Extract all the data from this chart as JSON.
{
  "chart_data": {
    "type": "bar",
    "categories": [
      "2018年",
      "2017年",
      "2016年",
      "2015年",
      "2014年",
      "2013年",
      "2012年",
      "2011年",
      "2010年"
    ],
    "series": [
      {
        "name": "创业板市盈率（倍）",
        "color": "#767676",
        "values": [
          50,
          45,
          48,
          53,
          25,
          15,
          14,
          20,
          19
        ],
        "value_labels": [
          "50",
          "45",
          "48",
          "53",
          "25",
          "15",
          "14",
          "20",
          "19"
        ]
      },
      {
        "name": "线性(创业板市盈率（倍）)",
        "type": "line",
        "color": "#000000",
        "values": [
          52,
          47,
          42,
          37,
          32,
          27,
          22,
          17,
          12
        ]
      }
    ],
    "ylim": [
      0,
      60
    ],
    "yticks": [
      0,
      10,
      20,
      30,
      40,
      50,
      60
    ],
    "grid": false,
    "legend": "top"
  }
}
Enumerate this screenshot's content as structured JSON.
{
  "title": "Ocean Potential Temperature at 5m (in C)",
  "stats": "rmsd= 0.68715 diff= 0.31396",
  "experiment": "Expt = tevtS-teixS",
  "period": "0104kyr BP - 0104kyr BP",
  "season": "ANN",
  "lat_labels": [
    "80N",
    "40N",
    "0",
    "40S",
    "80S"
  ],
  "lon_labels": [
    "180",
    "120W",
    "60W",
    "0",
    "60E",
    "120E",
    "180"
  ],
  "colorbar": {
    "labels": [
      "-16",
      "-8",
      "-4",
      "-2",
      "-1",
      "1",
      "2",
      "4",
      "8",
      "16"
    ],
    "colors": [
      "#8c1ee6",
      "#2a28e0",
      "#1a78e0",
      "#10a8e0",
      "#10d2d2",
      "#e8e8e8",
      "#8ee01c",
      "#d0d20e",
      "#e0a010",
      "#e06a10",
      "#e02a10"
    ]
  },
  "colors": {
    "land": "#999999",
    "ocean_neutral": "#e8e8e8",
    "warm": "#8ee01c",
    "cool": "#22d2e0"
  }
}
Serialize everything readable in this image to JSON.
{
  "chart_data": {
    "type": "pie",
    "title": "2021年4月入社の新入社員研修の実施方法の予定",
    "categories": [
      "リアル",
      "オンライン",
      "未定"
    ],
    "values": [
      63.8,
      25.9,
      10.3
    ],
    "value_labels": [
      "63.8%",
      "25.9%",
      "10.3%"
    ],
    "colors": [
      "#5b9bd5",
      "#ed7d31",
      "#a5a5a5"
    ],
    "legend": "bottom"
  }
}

--

= SET TASK =
Take each line of the material that contains the word "JSON" and list it.

= ANSWER TO THE PROBLEM =
Extract all the data from this chart as JSON.
Enumerate this screenshot's content as structured JSON.
Serialize everything readable in this image to JSON.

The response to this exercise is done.